------ PROVIDED DATA

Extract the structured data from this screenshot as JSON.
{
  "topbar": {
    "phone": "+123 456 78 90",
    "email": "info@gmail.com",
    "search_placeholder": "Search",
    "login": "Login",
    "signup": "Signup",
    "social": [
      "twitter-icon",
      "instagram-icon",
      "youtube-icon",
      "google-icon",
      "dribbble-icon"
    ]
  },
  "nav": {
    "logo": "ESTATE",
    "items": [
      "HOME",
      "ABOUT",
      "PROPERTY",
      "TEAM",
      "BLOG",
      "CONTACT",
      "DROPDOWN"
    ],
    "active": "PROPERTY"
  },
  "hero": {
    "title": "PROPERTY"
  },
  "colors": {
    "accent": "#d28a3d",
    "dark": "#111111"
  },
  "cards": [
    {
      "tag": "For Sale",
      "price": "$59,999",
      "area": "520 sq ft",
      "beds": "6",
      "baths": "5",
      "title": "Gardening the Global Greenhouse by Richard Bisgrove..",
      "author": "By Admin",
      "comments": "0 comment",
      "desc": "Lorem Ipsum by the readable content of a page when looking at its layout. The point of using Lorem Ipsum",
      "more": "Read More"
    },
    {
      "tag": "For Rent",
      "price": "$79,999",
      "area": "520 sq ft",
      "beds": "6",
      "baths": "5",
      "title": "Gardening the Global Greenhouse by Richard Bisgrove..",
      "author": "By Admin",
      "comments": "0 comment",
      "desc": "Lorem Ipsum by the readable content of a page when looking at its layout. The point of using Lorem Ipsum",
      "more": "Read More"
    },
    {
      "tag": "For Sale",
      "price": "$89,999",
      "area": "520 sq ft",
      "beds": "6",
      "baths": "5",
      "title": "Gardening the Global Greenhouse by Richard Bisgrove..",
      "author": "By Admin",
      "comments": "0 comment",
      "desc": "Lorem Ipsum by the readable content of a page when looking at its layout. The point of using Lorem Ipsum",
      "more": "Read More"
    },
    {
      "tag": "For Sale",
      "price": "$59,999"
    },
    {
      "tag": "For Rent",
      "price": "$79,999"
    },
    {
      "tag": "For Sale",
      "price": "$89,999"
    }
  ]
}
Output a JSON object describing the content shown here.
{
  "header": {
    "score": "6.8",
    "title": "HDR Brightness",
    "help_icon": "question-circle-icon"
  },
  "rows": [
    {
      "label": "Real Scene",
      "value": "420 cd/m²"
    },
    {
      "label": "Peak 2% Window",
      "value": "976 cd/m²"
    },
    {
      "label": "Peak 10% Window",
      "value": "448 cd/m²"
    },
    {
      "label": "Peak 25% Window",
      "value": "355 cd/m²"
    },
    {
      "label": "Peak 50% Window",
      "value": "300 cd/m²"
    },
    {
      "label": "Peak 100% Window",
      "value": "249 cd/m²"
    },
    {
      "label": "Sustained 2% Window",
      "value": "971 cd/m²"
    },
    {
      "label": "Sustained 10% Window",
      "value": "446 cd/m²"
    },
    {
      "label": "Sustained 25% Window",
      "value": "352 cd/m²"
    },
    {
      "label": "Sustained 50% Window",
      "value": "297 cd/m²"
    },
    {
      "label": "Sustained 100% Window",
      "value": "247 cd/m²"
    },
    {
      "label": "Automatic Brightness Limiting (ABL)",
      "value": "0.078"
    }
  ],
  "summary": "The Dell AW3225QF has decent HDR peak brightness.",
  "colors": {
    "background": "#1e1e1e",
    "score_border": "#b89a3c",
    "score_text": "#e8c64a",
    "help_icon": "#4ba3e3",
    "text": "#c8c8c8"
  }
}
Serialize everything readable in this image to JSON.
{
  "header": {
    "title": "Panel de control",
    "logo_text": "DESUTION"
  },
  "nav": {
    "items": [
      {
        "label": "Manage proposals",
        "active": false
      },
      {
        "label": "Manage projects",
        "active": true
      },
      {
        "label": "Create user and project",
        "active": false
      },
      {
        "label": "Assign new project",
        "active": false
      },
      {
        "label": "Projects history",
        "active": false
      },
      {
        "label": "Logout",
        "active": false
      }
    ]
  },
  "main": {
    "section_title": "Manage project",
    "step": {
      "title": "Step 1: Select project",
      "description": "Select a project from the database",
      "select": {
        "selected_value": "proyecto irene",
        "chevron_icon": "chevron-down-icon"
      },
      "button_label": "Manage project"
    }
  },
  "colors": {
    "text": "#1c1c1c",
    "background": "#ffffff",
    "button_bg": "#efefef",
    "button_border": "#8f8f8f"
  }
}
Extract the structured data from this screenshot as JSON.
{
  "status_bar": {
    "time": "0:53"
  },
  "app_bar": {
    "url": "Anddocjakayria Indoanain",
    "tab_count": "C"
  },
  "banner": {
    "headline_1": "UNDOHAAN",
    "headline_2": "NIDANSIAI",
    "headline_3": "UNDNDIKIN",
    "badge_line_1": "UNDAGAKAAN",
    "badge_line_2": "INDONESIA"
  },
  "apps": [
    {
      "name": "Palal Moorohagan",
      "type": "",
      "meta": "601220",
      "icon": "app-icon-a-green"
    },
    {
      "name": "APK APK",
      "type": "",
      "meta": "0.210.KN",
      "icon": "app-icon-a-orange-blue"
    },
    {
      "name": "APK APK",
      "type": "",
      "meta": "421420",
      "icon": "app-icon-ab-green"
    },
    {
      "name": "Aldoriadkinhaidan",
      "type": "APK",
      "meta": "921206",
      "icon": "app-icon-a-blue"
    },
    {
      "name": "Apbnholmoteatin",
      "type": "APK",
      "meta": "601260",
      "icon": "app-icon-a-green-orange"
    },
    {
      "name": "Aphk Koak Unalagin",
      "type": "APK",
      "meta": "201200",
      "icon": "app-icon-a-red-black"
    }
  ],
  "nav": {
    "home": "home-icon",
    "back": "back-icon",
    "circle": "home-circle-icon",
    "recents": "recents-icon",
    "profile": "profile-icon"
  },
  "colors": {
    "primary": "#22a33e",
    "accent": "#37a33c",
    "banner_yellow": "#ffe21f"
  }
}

------------

PROBLEM TO WORK ON:
Using the data above, print every record exactly as shown.

EXERCISE RESPONSE:
Extract the structured data from this screenshot as JSON.
{
  "topbar": {
    "phone": "+123 456 78 90",
    "email": "info@gmail.com",
    "search_placeholder": "Search",
    "login": "Login",
    "signup": "Signup",
    "social": [
      "twitter-icon",
      "instagram-icon",
      "youtube-icon",
      "google-icon",
      "dribbble-icon"
    ]
  },
  "nav": {
    "logo": "ESTATE",
    "items": [
      "HOME",
      "ABOUT",
      "PROPERTY",
      "TEAM",
      "BLOG",
      "CONTACT",
      "DROPDOWN"
    ],
    "active": "PROPERTY"
  },
  "hero": {
    "title": "PROPERTY"
  },
  "colors": {
    "accent": "#d28a3d",
    "dark": "#111111"
  },
  "cards": [
    {
      "tag": "For Sale",
      "price": "$59,999",
      "area": "520 sq ft",
      "beds": "6",
      "baths": "5",
      "title": "Gardening the Global Greenhouse by Richard Bisgrove..",
      "author": "By Admin",
      "comments": "0 comment",
      "desc": "Lorem Ipsum by the readable content of a page when looking at its layout. The point of using Lorem Ipsum",
      "more": "Read More"
    },
    {
      "tag": "For Rent",
      "price": "$79,999",
      "area": "520 sq ft",
      "beds": "6",
      "baths": "5",
      "title": "Gardening the Global Greenhouse by Richard Bisgrove..",
      "author": "By Admin",
      "comments": "0 comment",
      "desc": "Lorem Ipsum by the readable content of a page when looking at its layout. The point of using Lorem Ipsum",
      "more": "Read More"
    },
    {
      "tag": "For Sale",
      "price": "$89,999",
      "area": "520 sq ft",
      "beds": "6",
      "baths": "5",
      "title": "Gardening the Global Greenhouse by Richard Bisgrove..",
      "author": "By Admin",
      "comments": "0 comment",
      "desc": "Lorem Ipsum by the readable content of a page when looking at its layout. The point of using Lorem Ipsum",
      "more": "Read More"
    },
    {
      "tag": "For Sale",
      "price": "$59,999"
    },
    {
      "tag": "For Rent",
      "price": "$79,999"
    },
    {
      "tag": "For Sale",
      "price": "$89,999"
    }
  ]
}
Output a JSON object describing the content shown here.
{
  "header": {
    "score": "6.8",
    "title": "HDR Brightness",
    "help_icon": "question-circle-icon"
  },
  "rows": [
    {
      "label": "Real Scene",
      "value": "420 cd/m²"
    },
    {
      "label": "Peak 2% Window",
      "value": "976 cd/m²"
    },
    {
      "label": "Peak 10% Window",
      "value": "448 cd/m²"
    },
    {
      "label": "Peak 25% Window",
      "value": "355 cd/m²"
    },
    {
      "label": "Peak 50% Window",
      "value": "300 cd/m²"
    },
    {
      "label": "Peak 100% Window",
      "value": "249 cd/m²"
    },
    {
      "label": "Sustained 2% Window",
      "value": "971 cd/m²"
    },
    {
      "label": "Sustained 10% Window",
      "value": "446 cd/m²"
    },
    {
      "label": "Sustained 25% Window",
      "value": "352 cd/m²"
    },
    {
      "label": "Sustained 50% Window",
      "value": "297 cd/m²"
    },
    {
      "label": "Sustained 100% Window",
      "value": "247 cd/m²"
    },
    {
      "label": "Automatic Brightness Limiting (ABL)",
      "value": "0.078"
    }
  ],
  "summary": "The Dell AW3225QF has decent HDR peak brightness.",
  "colors": {
    "background": "#1e1e1e",
    "score_border": "#b89a3c",
    "score_text": "#e8c64a",
    "help_icon": "#4ba3e3",
    "text": "#c8c8c8"
  }
}
Serialize everything readable in this image to JSON.
{
  "header": {
    "title": "Panel de control",
    "logo_text": "DESUTION"
  },
  "nav": {
    "items": [
      {
        "label": "Manage proposals",
        "active": false
      },
      {
        "label": "Manage projects",
        "active": true
      },
      {
        "label": "Create user and project",
        "active": false
      },
      {
        "label": "Assign new project",
        "active": false
      },
      {
        "label": "Projects history",
        "active": false
      },
      {
        "label": "Logout",
        "active": false
      }
    ]
  },
  "main": {
    "section_title": "Manage project",
    "step": {
      "title": "Step 1: Select project",
      "description": "Select a project from the database",
      "select": {
        "selected_value": "proyecto irene",
        "chevron_icon": "chevron-down-icon"
      },
      "button_label": "Manage project"
    }
  },
  "colors": {
    "text": "#1c1c1c",
    "background": "#ffffff",
    "button_bg": "#efefef",
    "button_border": "#8f8f8f"
  }
}
Extract the structured data from this screenshot as JSON.
{
  "status_bar": {
    "time": "0:53"
  },
  "app_bar": {
    "url": "Anddocjakayria Indoanain",
    "tab_count": "C"
  },
  "banner": {
    "headline_1": "UNDOHAAN",
    "headline_2": "NIDANSIAI",
    "headline_3": "UNDNDIKIN",
    "badge_line_1": "UNDAGAKAAN",
    "badge_line_2": "INDONESIA"
  },
  "apps": [
    {
      "name": "Palal Moorohagan",
      "type": "",
      "meta": "601220",
      "icon": "app-icon-a-green"
    },
    {
      "name": "APK APK",
      "type": "",
      "meta": "0.210.KN",
      "icon": "app-icon-a-orange-blue"
    },
    {
      "name": "APK APK",
      "type": "",
      "meta": "421420",
      "icon": "app-icon-ab-green"
    },
    {
      "name": "Aldoriadkinhaidan",
      "type": "APK",
      "meta": "921206",
      "icon": "app-icon-a-blue"
    },
    {
      "name": "Apbnholmoteatin",
      "type": "APK",
      "meta": "601260",
      "icon": "app-icon-a-green-orange"
    },
    {
      "name": "Aphk Koak Unalagin",
      "type": "APK",
      "meta": "201200",
      "icon": "app-icon-a-red-black"
    }
  ],
  "nav": {
    "home": "home-icon",
    "back": "back-icon",
    "circle": "home-circle-icon",
    "recents": "recents-icon",
    "profile": "profile-icon"
  },
  "colors": {
    "primary": "#22a33e",
    "accent": "#37a33c",
    "banner_yellow": "#ffe21f"
  }
}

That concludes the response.